Given exercise.
Copy the items word for word, starting at the very first line and ending at the line that contains "bar-2017-03-31 — [610, 447, 624, 559]", with that line included.

☆ ☆ ☆ ☆ ☆ ☆ ☆

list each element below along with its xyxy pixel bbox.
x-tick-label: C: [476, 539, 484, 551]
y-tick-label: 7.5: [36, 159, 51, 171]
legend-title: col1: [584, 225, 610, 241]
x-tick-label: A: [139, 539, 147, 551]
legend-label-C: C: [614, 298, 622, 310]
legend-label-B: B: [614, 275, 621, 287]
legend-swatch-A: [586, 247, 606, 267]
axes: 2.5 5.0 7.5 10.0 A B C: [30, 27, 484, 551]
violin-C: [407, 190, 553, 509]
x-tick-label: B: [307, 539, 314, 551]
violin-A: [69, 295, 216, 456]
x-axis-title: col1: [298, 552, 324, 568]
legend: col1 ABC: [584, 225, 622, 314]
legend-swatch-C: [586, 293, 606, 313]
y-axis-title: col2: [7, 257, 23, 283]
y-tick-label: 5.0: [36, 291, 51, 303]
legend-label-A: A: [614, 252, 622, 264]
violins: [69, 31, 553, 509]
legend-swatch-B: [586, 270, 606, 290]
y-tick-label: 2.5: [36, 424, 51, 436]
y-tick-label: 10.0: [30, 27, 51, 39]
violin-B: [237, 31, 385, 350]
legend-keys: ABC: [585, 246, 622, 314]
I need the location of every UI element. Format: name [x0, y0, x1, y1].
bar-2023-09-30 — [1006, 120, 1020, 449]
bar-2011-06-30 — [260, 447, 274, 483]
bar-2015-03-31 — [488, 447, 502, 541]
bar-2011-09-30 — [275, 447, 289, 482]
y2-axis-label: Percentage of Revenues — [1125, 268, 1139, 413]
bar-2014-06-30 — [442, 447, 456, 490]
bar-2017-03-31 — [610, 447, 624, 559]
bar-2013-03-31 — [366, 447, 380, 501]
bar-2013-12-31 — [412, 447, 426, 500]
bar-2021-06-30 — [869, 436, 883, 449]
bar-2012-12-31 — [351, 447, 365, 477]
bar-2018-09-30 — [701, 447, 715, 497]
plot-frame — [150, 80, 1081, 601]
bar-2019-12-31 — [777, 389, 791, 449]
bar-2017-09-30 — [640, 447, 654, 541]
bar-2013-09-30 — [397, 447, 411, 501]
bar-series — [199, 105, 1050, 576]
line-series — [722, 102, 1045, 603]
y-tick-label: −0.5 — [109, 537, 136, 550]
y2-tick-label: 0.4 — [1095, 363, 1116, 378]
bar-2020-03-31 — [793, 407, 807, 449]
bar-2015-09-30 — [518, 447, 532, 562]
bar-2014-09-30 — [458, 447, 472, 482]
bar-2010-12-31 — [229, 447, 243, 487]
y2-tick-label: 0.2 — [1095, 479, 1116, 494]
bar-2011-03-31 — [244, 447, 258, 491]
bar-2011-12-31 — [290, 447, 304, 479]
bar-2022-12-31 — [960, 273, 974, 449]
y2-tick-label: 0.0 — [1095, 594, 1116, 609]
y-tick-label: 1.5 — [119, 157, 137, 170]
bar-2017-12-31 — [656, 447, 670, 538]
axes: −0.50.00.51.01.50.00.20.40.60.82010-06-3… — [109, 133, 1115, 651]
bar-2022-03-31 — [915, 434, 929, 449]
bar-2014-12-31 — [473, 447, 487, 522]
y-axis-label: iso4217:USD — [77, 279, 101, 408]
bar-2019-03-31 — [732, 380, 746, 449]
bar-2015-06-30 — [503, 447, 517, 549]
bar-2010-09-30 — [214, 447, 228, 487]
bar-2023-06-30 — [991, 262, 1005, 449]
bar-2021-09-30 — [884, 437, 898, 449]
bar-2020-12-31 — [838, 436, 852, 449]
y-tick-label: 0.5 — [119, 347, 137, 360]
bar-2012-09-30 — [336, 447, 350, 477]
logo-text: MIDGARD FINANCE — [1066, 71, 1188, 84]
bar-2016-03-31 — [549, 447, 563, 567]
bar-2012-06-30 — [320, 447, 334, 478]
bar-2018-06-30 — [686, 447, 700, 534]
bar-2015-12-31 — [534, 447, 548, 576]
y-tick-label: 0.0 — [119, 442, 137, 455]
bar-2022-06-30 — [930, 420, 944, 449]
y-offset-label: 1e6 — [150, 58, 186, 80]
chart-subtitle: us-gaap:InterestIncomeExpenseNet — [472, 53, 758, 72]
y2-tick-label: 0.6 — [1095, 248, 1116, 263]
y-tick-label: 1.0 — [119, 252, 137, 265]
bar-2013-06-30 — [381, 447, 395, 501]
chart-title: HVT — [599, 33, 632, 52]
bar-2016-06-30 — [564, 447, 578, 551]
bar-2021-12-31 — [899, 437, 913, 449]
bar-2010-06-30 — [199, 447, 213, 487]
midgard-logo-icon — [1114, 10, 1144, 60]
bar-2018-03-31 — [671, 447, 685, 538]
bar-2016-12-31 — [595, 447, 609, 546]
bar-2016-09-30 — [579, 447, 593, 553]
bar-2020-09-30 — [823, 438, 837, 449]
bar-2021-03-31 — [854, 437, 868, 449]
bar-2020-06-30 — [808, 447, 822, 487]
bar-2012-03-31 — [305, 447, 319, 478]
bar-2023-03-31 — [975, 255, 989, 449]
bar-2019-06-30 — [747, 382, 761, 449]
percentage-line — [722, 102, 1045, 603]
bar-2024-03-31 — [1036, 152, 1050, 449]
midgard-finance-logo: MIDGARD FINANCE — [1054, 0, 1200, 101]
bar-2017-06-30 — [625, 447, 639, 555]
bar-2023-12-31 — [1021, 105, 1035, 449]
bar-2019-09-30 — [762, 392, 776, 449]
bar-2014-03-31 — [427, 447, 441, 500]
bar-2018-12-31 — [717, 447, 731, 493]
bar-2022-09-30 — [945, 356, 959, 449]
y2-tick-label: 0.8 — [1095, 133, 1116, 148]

☆ ☆ ☆ ☆ ☆ ☆ ☆

Solution to this task.
list each element below along with its xyxy pixel bbox.
x-tick-label: C: [476, 539, 484, 551]
y-tick-label: 7.5: [36, 159, 51, 171]
legend-title: col1: [584, 225, 610, 241]
x-tick-label: A: [139, 539, 147, 551]
legend-label-C: C: [614, 298, 622, 310]
legend-label-B: B: [614, 275, 621, 287]
legend-swatch-A: [586, 247, 606, 267]
axes: 2.5 5.0 7.5 10.0 A B C: [30, 27, 484, 551]
violin-C: [407, 190, 553, 509]
x-tick-label: B: [307, 539, 314, 551]
violin-A: [69, 295, 216, 456]
x-axis-title: col1: [298, 552, 324, 568]
legend: col1 ABC: [584, 225, 622, 314]
legend-swatch-C: [586, 293, 606, 313]
y-axis-title: col2: [7, 257, 23, 283]
y-tick-label: 5.0: [36, 291, 51, 303]
legend-label-A: A: [614, 252, 622, 264]
violins: [69, 31, 553, 509]
legend-swatch-B: [586, 270, 606, 290]
y-tick-label: 2.5: [36, 424, 51, 436]
y-tick-label: 10.0: [30, 27, 51, 39]
violin-B: [237, 31, 385, 350]
legend-keys: ABC: [585, 246, 622, 314]
I need the location of every UI element. Format: name [x0, y0, x1, y1].
bar-2023-09-30 — [1006, 120, 1020, 449]
bar-2011-06-30 — [260, 447, 274, 483]
bar-2015-03-31 — [488, 447, 502, 541]
bar-2011-09-30 — [275, 447, 289, 482]
y2-axis-label: Percentage of Revenues — [1125, 268, 1139, 413]
bar-2014-06-30 — [442, 447, 456, 490]
bar-2017-03-31 — [610, 447, 624, 559]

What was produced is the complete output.